• _INFORMATION SUPPLIED_:
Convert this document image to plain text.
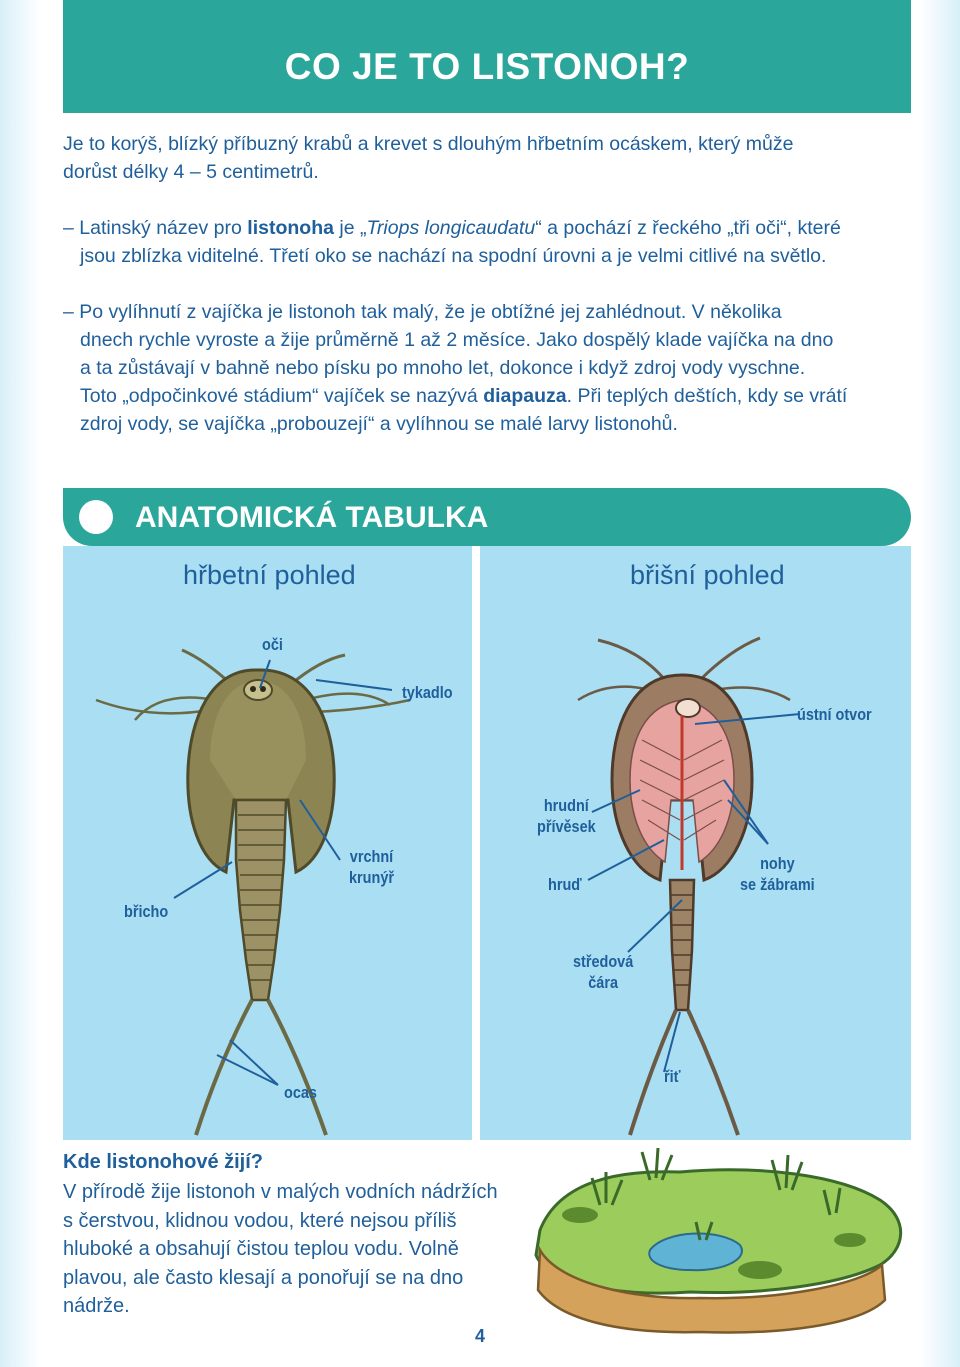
CO JE TO LISTONOH?
Je to korýš, blízký příbuzný krabů a krevet s dlouhým hřbetním ocáskem, který může
dorůst délky 4 – 5 centimetrů.
– Latinský název pro listonoha je „Triops longicaudatu“ a pochází z řeckého „tři oči“, které
jsou zblízka viditelné. Třetí oko se nachází na spodní úrovni a je velmi citlivé na světlo.
– Po vylíhnutí z vajíčka je listonoh tak malý, že je obtížné jej zahlédnout. V několika
dnech rychle vyroste a žije průměrně 1 až 2 měsíce. Jako dospělý klade vajíčka na dno
a ta zůstávají v bahně nebo písku po mnoho let, dokonce i když zdroj vody vyschne.
Toto „odpočinkové stádium“ vajíček se nazývá diapauza. Při teplých deštích, kdy se vrátí
zdroj vody, se vajíčka „probouzejí“ a vylíhnou se malé larvy listonohů.
ANATOMICKÁ TABULKA
hřbetní pohled	břišní pohled
oči
tykadlo
vrchní
krunýř
břicho
ocas
ústní otvor
hrudní
přívěsek
hruď
nohy
se žábrami
středová
čára
řiť
Kde listonohové žijí?
V přírodě žije listonoh v malých vodních nádržích
s čerstvou, klidnou vodou, které nejsou příliš
hluboké a obsahují čistou teplou vodu. Volně
plavou, ale často klesají a ponořují se na dno
nádrže.
4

• _EXERCISE TASK_: Pictures in the records above are left out; print everything else exactly as written.

• _FINAL RESULT_:
Convert this document image to plain text.
CO JE TO LISTONOH?
Je to korýš, blízký příbuzný krabů a krevet s dlouhým hřbetním ocáskem, který může
dorůst délky 4 – 5 centimetrů.
– Latinský název pro listonoha je „Triops longicaudatu“ a pochází z řeckého „tři oči“, které
jsou zblízka viditelné. Třetí oko se nachází na spodní úrovni a je velmi citlivé na světlo.
– Po vylíhnutí z vajíčka je listonoh tak malý, že je obtížné jej zahlédnout. V několika
dnech rychle vyroste a žije průměrně 1 až 2 měsíce. Jako dospělý klade vajíčka na dno
a ta zůstávají v bahně nebo písku po mnoho let, dokonce i když zdroj vody vyschne.
Toto „odpočinkové stádium“ vajíček se nazývá diapauza. Při teplých deštích, kdy se vrátí
zdroj vody, se vajíčka „probouzejí“ a vylíhnou se malé larvy listonohů.
ANATOMICKÁ TABULKA
hřbetní pohled	břišní pohled
oči
tykadlo
vrchní
krunýř
břicho
ocas
ústní otvor
hrudní
přívěsek
hruď
nohy
se žábrami
středová
čára
řiť
Kde listonohové žijí?
V přírodě žije listonoh v malých vodních nádržích
s čerstvou, klidnou vodou, které nejsou příliš
hluboké a obsahují čistou teplou vodu. Volně
plavou, ale často klesají a ponořují se na dno
nádrže.
4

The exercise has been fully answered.